(Stored dataset items)
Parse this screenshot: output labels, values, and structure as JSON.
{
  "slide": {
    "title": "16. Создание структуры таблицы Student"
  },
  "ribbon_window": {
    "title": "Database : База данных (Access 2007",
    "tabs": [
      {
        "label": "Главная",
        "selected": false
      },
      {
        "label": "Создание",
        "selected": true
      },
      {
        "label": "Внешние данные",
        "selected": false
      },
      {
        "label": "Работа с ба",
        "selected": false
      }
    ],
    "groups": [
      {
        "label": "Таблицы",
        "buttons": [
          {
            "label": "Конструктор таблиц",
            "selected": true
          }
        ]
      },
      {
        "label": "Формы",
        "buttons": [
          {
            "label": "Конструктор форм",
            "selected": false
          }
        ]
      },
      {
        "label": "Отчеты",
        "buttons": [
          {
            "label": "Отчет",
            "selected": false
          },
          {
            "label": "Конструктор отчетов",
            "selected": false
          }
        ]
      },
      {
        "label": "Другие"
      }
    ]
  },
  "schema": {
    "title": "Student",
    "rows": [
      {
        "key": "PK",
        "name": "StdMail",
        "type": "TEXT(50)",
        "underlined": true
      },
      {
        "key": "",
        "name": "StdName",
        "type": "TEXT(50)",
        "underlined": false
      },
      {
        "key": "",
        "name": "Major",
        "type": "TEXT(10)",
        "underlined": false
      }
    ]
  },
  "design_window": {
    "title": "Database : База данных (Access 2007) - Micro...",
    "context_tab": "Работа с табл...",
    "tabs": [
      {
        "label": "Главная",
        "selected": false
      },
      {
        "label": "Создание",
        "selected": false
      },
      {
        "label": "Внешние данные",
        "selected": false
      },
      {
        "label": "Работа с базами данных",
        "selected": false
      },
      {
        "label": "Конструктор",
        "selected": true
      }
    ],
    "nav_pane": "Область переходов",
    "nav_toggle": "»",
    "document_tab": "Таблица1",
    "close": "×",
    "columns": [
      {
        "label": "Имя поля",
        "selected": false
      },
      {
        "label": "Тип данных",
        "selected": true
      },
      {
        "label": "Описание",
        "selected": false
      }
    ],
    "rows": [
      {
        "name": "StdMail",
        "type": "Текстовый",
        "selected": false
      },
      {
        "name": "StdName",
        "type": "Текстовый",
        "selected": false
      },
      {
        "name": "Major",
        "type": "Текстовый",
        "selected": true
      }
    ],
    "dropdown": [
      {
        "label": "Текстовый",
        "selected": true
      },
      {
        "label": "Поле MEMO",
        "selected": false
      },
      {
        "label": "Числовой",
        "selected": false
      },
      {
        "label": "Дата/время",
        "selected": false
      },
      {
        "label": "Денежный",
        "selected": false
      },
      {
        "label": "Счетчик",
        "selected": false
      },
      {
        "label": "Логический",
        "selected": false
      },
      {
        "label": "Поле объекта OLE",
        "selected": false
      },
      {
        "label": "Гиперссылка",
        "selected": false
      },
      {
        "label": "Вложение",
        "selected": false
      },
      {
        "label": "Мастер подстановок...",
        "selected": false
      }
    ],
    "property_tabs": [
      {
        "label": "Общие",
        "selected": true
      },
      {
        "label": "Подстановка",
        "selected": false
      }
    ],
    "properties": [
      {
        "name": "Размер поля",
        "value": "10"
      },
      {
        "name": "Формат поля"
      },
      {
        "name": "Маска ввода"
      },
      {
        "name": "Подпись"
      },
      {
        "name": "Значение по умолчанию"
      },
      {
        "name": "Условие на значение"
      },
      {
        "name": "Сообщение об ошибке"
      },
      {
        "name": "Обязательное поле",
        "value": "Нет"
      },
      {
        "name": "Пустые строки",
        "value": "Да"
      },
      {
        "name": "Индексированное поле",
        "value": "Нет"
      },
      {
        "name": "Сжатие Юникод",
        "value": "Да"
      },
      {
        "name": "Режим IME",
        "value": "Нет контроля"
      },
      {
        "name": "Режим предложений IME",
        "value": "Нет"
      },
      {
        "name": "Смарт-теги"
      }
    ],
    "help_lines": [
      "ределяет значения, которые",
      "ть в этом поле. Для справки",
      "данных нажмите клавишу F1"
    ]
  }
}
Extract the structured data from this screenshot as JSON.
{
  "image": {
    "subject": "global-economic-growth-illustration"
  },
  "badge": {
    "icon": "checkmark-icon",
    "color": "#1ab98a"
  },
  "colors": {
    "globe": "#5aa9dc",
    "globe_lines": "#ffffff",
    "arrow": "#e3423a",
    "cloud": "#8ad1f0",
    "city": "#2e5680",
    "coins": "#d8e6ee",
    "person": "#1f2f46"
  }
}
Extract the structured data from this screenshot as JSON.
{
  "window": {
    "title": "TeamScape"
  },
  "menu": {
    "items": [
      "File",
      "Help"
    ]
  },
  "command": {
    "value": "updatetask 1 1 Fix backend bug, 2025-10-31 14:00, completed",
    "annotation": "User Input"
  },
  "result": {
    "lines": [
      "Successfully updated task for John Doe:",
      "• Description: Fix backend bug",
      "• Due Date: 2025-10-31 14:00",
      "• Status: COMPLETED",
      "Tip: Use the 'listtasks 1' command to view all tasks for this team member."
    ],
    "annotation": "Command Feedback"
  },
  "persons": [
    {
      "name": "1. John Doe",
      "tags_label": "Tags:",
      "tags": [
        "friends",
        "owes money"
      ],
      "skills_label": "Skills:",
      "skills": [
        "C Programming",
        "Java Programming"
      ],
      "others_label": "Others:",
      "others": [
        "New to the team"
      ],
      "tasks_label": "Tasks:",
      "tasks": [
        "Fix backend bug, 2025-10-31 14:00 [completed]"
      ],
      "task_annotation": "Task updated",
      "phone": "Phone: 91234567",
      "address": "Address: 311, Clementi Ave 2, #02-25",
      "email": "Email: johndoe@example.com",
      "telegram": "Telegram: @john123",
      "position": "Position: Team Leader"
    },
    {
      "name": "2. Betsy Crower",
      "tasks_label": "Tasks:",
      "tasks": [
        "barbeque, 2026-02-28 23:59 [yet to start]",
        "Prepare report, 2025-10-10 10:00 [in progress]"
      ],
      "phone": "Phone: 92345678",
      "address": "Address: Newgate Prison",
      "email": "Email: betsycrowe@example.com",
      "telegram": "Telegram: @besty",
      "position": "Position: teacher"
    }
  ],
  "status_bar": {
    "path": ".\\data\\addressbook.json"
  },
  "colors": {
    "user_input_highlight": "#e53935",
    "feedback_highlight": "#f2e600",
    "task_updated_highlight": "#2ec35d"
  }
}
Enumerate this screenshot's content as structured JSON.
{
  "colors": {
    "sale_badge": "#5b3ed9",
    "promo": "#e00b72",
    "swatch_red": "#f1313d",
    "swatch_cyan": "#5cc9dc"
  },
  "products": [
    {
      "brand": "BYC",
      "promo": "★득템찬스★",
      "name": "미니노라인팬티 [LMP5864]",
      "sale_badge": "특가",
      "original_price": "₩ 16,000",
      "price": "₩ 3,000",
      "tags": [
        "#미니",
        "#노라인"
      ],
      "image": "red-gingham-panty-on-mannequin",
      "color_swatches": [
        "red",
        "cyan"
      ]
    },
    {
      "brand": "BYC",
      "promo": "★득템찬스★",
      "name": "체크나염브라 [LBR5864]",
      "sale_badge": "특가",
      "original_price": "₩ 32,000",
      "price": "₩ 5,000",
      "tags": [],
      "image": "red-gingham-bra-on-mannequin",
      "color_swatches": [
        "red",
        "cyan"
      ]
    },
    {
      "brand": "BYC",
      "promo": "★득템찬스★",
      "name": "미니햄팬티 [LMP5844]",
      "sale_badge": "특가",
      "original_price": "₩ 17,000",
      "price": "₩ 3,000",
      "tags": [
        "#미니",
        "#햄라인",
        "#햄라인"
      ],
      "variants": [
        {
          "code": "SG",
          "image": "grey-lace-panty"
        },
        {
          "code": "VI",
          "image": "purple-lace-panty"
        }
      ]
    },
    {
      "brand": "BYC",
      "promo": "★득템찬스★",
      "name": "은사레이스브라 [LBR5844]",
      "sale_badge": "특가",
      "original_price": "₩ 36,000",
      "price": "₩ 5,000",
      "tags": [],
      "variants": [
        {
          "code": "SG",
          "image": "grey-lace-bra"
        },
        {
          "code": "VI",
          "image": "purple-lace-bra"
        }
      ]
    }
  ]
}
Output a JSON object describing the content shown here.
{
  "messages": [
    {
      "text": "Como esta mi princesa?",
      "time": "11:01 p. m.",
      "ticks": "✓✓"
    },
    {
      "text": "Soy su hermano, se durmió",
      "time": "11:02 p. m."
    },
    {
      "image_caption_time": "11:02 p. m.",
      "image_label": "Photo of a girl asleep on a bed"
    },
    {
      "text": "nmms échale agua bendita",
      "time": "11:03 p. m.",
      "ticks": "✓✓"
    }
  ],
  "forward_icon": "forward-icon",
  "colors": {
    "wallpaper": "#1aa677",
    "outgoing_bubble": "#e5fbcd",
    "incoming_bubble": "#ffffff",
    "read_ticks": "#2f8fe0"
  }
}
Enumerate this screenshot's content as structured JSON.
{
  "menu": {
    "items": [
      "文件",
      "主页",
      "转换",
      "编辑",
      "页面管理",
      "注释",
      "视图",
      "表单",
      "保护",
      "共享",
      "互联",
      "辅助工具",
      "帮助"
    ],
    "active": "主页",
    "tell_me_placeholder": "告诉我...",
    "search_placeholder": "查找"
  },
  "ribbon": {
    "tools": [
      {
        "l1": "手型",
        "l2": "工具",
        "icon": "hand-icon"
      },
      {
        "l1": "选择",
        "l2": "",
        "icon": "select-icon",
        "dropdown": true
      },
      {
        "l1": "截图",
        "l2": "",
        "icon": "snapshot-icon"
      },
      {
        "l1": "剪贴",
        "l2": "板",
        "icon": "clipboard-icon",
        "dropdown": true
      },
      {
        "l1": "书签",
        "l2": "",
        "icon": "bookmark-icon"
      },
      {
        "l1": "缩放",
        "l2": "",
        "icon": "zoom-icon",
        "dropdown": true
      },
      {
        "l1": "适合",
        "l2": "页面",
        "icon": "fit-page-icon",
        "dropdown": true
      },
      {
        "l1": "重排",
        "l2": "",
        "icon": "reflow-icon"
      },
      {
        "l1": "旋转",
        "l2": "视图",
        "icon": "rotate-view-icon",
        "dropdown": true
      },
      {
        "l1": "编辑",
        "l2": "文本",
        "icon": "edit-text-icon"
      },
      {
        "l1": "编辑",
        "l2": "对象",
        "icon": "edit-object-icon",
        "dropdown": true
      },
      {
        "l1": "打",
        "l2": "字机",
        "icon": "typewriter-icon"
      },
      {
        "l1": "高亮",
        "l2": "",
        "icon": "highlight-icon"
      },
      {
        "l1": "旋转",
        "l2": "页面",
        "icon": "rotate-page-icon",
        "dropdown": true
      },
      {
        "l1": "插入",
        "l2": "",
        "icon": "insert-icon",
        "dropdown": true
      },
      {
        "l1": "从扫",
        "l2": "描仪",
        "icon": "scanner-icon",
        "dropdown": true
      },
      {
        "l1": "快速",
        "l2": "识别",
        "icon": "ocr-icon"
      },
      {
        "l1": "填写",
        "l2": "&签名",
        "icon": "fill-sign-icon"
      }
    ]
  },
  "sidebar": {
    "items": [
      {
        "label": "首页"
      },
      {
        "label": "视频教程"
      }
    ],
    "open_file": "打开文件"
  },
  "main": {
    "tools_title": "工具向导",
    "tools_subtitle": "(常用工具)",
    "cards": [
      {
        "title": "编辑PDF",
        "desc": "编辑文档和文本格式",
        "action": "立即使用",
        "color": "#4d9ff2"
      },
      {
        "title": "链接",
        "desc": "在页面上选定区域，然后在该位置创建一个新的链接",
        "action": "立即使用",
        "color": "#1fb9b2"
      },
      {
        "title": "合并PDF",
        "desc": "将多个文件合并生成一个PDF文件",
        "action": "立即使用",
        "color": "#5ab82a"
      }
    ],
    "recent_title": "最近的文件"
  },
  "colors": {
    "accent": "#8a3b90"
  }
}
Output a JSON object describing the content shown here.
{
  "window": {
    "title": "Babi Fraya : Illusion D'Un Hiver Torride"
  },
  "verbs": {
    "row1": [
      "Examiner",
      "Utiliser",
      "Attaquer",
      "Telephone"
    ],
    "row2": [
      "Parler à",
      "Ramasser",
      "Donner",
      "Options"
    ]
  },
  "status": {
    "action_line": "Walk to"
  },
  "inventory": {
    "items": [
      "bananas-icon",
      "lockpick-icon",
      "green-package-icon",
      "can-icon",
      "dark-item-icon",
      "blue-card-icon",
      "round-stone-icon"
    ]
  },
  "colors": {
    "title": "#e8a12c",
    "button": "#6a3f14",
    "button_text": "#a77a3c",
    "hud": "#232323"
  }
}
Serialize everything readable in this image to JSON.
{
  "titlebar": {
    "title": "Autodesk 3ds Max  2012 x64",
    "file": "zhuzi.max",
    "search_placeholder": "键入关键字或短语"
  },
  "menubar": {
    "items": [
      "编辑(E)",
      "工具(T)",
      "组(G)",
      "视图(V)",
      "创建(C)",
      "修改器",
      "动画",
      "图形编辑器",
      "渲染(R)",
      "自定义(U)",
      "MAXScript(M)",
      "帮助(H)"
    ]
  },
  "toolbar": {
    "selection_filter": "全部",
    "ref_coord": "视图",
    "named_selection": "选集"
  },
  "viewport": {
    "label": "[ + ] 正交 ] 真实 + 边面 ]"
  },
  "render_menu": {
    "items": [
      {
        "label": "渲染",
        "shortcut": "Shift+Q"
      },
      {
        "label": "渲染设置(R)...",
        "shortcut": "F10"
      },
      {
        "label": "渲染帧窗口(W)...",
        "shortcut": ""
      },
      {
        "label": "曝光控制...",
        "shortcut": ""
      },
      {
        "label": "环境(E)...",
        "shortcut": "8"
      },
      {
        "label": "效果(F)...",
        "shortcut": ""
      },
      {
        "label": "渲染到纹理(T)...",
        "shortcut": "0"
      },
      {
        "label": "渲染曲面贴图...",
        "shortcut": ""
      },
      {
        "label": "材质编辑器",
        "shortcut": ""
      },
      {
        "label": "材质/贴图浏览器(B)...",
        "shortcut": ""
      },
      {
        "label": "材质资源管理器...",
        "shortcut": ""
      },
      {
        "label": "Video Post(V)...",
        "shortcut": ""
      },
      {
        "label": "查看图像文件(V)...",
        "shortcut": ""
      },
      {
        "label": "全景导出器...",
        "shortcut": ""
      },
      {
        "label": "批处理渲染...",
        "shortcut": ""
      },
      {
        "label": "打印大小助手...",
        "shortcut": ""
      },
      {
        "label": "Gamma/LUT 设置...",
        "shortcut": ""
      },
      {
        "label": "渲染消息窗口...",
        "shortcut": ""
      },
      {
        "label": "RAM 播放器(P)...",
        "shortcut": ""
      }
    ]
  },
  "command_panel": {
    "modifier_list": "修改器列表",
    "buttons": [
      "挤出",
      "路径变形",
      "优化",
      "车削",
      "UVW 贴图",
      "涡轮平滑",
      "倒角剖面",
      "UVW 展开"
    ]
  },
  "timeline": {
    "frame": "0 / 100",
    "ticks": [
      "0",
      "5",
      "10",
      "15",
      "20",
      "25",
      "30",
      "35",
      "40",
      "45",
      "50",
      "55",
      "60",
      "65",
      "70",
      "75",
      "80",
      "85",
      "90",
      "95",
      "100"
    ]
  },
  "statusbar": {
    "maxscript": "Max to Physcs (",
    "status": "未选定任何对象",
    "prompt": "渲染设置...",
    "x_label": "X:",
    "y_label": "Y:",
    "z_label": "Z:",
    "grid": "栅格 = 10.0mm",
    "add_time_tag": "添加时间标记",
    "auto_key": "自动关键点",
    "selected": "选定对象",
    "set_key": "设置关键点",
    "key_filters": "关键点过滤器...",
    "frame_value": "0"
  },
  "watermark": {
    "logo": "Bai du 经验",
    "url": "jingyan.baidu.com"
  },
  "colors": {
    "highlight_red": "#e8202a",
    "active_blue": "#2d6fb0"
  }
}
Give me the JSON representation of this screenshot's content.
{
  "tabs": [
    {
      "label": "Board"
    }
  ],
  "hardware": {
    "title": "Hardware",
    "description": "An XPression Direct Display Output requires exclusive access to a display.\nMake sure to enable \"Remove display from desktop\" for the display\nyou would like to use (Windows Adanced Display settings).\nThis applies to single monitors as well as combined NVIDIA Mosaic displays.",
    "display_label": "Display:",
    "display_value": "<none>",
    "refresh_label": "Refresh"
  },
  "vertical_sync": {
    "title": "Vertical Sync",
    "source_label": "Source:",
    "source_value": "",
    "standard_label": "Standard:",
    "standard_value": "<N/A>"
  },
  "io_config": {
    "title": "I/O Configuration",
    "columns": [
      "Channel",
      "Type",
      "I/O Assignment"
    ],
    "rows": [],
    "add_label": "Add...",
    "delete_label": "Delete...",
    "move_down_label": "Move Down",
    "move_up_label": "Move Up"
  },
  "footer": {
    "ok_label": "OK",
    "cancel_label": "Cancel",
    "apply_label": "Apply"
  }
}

Task instructions: Repeat, character for character, the lines from the one that holds "Give me the" to the final line of the material, inclusive, and no other lines.

Response to this exercise:
Give me the JSON representation of this screenshot's content.
{
  "tabs": [
    {
      "label": "Board"
    }
  ],
  "hardware": {
    "title": "Hardware",
    "description": "An XPression Direct Display Output requires exclusive access to a display.\nMake sure to enable \"Remove display from desktop\" for the display\nyou would like to use (Windows Adanced Display settings).\nThis applies to single monitors as well as combined NVIDIA Mosaic displays.",
    "display_label": "Display:",
    "display_value": "<none>",
    "refresh_label": "Refresh"
  },
  "vertical_sync": {
    "title": "Vertical Sync",
    "source_label": "Source:",
    "source_value": "",
    "standard_label": "Standard:",
    "standard_value": "<N/A>"
  },
  "io_config": {
    "title": "I/O Configuration",
    "columns": [
      "Channel",
      "Type",
      "I/O Assignment"
    ],
    "rows": [],
    "add_label": "Add...",
    "delete_label": "Delete...",
    "move_down_label": "Move Down",
    "move_up_label": "Move Up"
  },
  "footer": {
    "ok_label": "OK",
    "cancel_label": "Cancel",
    "apply_label": "Apply"
  }
}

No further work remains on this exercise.